--- Short problem ---
Select all lines with the string "spec" in them, and copy those lines.

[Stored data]
- - - - - - -

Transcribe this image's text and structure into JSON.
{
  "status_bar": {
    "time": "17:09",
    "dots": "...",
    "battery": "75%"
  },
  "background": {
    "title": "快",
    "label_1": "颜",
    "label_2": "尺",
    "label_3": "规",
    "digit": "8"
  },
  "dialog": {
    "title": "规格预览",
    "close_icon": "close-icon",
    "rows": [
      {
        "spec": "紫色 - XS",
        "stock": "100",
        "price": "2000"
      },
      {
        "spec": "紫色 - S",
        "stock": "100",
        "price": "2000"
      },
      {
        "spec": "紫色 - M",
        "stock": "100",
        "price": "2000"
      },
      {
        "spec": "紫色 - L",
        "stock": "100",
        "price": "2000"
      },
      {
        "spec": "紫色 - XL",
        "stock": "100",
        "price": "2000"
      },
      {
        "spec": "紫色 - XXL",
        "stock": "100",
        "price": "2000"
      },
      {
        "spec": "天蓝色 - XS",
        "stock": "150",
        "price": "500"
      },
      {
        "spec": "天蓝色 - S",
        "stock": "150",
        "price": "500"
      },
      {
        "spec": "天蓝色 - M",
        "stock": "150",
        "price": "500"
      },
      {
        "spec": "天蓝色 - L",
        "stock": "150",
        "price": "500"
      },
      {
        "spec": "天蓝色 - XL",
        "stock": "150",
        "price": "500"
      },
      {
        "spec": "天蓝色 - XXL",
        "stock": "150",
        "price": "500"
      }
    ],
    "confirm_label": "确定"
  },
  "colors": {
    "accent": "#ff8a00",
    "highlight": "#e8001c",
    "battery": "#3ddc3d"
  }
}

- - - - - - -

--- Output for this task ---
        "spec": "紫色 - XS",
        "spec": "紫色 - S",
        "spec": "紫色 - M",
        "spec": "紫色 - L",
        "spec": "紫色 - XL",
        "spec": "紫色 - XXL",
        "spec": "天蓝色 - XS",
        "spec": "天蓝色 - S",
        "spec": "天蓝色 - M",
        "spec": "天蓝色 - L",
        "spec": "天蓝色 - XL",
        "spec": "天蓝色 - XXL",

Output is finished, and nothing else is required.